PROBLEM TO SOLVE → Where a line contains the word "label", copy that line in full.

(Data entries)
--- --- ---

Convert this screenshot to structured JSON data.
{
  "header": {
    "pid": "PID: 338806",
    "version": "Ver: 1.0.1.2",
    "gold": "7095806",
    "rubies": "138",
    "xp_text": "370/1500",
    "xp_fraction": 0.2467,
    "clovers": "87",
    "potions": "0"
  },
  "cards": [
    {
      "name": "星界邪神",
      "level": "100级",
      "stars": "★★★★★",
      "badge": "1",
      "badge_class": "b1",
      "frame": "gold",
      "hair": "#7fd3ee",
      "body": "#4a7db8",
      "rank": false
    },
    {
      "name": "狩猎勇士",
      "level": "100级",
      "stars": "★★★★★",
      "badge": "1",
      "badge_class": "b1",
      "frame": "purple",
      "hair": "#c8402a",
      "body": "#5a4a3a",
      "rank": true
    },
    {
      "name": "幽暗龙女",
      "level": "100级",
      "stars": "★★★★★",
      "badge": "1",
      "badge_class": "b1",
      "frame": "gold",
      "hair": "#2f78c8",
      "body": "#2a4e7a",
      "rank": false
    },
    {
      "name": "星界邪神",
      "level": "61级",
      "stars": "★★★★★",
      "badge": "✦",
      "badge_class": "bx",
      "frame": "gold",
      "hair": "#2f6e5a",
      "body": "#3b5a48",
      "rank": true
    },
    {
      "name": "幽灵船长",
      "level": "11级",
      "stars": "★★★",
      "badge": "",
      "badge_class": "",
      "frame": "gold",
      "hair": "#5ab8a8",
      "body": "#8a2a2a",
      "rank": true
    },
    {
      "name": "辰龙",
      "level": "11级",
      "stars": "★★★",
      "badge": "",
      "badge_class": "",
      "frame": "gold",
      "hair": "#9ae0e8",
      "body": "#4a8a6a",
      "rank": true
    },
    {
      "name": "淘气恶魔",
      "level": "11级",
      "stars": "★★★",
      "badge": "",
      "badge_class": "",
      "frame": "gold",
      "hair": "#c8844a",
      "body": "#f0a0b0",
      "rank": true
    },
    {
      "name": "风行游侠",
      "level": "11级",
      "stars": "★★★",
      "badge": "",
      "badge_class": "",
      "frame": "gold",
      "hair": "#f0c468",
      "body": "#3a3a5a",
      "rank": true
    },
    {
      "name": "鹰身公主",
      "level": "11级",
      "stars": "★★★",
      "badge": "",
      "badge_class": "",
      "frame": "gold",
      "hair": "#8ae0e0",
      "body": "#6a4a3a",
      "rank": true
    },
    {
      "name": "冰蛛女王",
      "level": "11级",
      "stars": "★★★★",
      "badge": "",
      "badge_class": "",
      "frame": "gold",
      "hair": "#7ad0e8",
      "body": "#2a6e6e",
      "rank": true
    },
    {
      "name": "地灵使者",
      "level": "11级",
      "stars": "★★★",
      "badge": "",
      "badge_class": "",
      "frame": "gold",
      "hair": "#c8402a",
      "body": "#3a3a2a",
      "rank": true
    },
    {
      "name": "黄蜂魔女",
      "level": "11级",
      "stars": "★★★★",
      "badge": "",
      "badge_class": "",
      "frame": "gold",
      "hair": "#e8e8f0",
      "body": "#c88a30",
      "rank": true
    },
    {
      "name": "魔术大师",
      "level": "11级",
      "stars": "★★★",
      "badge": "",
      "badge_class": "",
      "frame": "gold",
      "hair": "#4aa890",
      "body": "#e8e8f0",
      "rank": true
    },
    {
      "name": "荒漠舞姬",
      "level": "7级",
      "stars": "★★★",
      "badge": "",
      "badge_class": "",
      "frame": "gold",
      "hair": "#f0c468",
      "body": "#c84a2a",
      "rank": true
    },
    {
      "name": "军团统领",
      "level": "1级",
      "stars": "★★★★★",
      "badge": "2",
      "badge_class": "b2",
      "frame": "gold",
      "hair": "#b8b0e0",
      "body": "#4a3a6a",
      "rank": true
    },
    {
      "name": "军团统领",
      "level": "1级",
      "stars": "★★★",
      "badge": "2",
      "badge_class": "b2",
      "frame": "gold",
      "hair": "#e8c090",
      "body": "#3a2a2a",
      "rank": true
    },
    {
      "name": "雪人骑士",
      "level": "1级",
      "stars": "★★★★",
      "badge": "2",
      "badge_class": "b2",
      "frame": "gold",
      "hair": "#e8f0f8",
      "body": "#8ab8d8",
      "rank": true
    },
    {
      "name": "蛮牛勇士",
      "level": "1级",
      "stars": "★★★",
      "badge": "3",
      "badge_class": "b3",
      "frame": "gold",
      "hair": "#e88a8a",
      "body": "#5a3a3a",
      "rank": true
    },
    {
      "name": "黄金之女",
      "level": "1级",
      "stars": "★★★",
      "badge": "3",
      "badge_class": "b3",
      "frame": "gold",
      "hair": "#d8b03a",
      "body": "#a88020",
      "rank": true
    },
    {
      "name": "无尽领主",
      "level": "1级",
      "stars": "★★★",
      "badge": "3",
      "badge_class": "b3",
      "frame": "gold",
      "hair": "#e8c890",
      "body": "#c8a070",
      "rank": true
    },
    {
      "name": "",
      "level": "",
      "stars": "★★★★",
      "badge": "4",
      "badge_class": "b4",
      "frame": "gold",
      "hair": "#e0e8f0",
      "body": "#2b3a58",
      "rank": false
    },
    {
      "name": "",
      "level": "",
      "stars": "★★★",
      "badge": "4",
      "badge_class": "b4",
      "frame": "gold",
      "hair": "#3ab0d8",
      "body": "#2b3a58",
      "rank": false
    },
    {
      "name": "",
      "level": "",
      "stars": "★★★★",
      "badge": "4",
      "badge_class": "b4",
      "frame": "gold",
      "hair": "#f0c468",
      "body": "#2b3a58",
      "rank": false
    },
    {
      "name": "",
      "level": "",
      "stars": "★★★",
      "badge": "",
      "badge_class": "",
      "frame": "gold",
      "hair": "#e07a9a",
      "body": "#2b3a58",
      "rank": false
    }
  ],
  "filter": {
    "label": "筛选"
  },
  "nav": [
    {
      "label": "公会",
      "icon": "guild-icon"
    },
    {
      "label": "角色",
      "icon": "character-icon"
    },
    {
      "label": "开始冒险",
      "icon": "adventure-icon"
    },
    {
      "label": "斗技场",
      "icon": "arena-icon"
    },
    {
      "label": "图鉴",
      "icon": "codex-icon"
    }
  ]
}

--- --- ---

THE RESPONSE →
    "label": "筛选"
      "label": "公会",
      "label": "角色",
      "label": "开始冒险",
      "label": "斗技场",
      "label": "图鉴",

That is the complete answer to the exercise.